──────── Supplied data
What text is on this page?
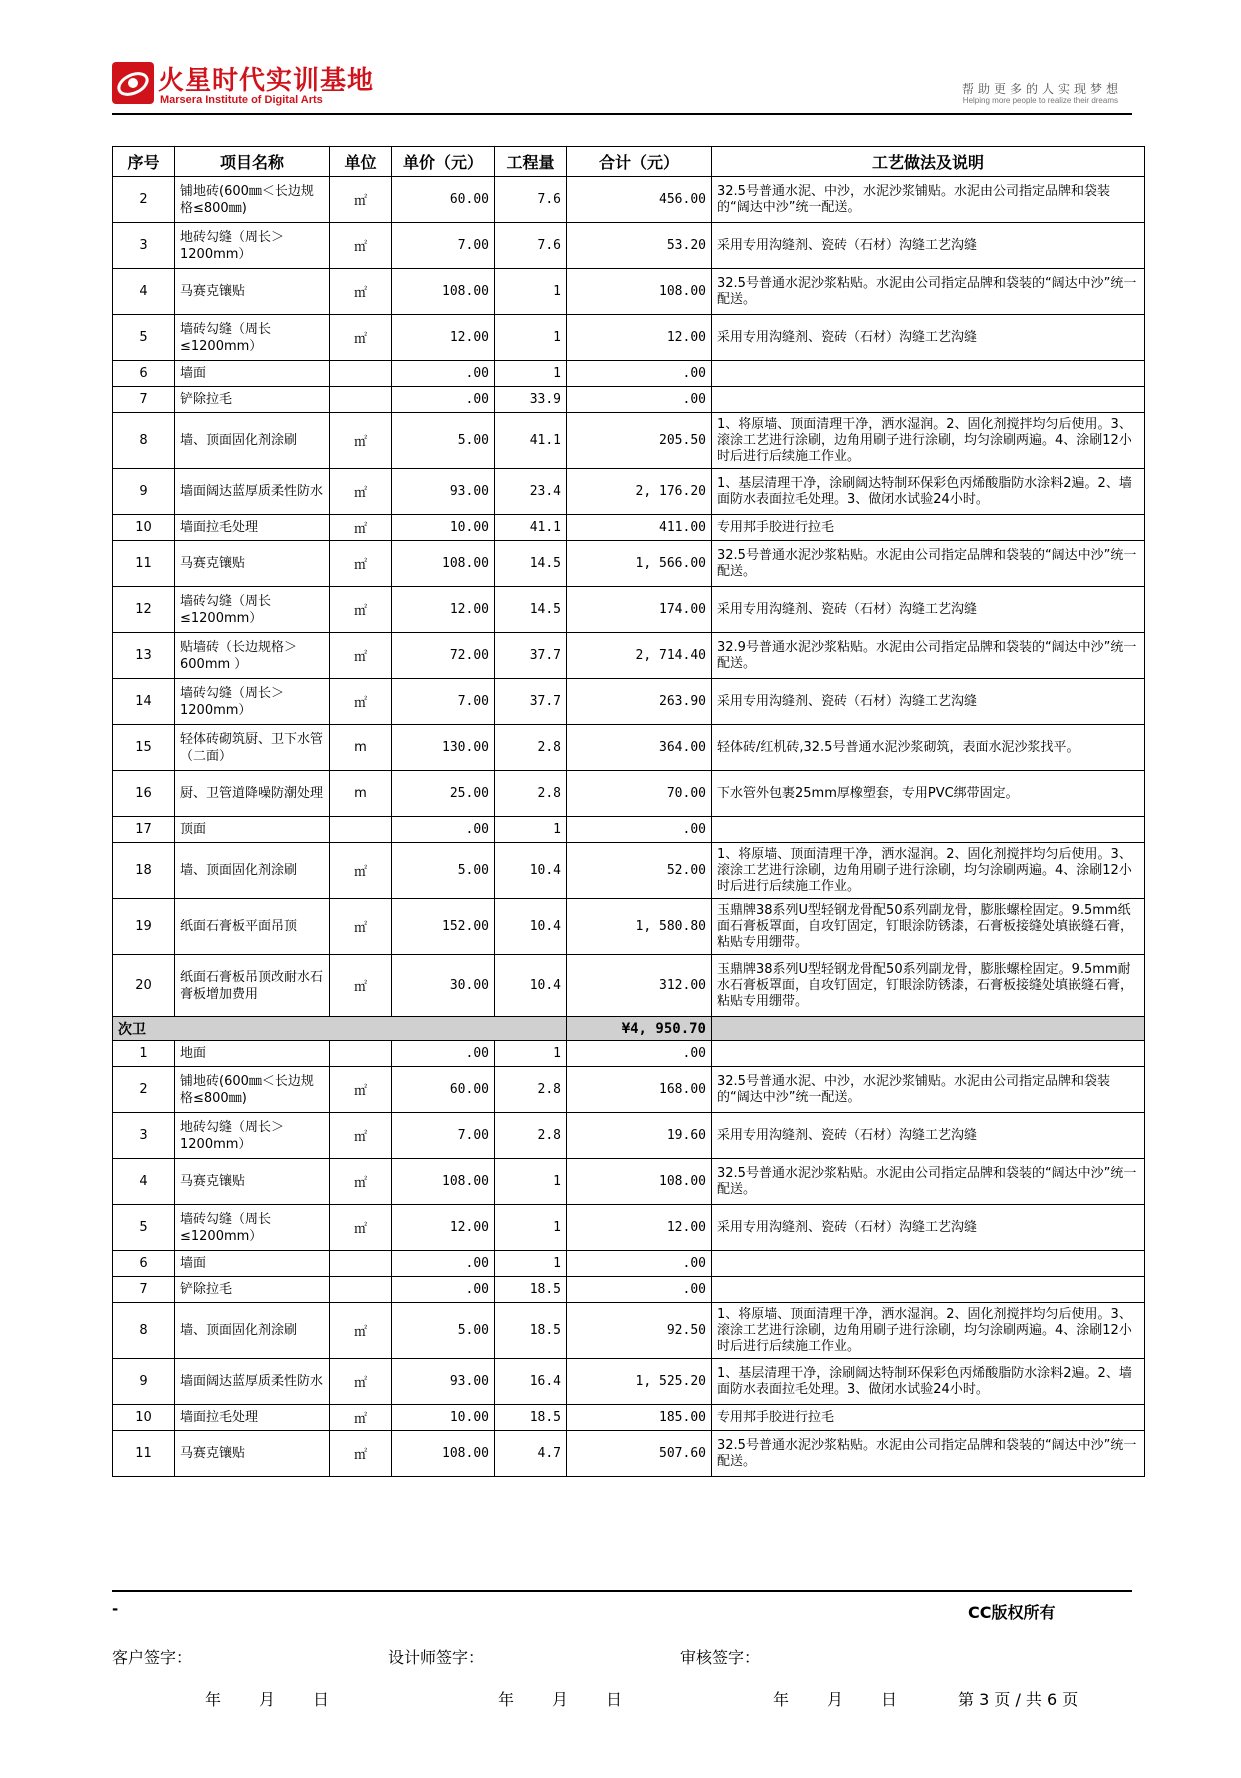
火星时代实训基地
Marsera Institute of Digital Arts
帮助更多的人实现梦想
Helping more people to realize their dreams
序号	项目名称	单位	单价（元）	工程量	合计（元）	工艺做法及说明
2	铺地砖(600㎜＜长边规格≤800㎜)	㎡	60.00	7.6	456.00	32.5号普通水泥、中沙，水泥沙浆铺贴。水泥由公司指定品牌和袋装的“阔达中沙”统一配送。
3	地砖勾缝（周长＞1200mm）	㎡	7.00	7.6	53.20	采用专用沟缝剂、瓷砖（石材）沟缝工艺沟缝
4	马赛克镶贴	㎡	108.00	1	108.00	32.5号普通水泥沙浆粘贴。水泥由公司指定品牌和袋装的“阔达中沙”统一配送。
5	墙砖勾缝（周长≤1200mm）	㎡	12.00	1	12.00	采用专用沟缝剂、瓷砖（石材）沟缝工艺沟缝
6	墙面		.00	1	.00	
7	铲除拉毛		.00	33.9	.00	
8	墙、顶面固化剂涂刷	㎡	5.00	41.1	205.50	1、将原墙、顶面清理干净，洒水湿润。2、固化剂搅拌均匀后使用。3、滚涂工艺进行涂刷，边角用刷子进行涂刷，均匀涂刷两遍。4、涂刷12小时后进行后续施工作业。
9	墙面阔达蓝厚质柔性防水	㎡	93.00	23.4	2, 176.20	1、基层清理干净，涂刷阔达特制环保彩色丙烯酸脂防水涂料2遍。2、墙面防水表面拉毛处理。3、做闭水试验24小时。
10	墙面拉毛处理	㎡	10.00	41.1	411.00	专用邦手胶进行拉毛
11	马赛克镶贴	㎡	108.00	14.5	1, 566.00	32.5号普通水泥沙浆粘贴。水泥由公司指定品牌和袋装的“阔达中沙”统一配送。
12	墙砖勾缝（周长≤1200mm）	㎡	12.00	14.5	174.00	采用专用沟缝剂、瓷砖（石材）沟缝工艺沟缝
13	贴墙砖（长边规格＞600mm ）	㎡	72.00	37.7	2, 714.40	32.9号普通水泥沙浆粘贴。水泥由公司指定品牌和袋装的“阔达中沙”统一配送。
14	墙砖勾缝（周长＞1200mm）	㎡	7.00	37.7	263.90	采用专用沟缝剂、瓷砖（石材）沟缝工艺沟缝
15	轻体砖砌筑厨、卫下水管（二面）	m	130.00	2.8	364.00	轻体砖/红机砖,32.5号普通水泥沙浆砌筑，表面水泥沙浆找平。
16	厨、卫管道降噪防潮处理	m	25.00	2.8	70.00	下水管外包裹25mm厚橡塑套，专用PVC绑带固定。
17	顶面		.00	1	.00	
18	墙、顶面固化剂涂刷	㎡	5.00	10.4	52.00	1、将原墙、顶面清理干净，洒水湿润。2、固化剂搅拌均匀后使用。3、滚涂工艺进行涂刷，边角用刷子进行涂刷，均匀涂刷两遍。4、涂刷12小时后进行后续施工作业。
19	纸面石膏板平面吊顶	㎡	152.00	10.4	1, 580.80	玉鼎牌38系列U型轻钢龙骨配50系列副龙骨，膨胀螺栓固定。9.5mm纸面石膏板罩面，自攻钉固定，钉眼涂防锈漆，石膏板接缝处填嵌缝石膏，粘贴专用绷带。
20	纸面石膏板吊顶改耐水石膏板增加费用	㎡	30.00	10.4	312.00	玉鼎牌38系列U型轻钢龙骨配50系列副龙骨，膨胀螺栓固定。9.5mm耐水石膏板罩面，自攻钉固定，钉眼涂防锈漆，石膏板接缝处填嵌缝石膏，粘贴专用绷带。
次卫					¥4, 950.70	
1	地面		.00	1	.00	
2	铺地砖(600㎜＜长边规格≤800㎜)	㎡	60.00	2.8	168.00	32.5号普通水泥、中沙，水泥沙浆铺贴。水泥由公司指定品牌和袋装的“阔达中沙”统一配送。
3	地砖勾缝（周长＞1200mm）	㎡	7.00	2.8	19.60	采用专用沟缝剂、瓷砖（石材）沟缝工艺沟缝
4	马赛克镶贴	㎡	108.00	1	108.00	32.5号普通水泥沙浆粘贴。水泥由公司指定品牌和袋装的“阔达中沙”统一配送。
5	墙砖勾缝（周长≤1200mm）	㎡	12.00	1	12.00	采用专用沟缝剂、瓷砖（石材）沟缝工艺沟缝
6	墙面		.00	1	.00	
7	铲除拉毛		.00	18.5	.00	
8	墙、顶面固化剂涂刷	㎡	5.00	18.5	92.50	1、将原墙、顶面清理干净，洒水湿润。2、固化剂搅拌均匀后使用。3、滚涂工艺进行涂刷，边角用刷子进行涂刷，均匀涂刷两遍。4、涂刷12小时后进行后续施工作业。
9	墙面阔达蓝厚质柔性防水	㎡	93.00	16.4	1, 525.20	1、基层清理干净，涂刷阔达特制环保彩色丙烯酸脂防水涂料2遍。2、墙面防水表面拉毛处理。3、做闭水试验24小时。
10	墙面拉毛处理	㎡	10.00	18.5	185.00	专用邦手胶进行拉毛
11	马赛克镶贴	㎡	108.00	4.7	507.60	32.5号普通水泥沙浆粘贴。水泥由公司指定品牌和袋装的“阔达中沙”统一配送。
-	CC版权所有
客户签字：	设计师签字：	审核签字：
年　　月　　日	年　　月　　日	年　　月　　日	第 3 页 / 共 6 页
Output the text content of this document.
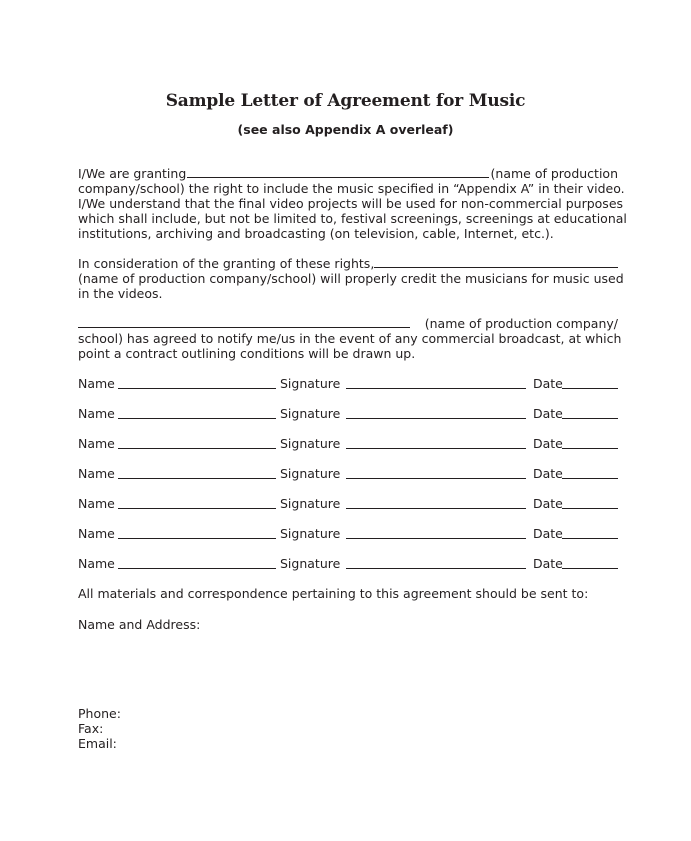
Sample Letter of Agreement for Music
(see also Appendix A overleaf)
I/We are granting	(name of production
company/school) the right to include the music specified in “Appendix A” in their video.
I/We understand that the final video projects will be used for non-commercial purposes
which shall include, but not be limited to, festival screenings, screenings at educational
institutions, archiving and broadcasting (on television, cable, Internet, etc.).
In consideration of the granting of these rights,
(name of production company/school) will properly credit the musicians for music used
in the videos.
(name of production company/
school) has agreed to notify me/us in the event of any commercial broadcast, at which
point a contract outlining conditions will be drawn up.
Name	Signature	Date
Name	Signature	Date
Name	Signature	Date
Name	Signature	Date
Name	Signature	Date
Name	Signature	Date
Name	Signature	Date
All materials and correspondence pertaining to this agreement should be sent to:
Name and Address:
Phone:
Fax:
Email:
────────────────
Gather, from the listing above, every line carrying the word "company".

**Output below**.
company/school) the right to include the music specified in “Appendix A” in their video.
(name of production company/school) will properly credit the musicians for music used
(name of production company/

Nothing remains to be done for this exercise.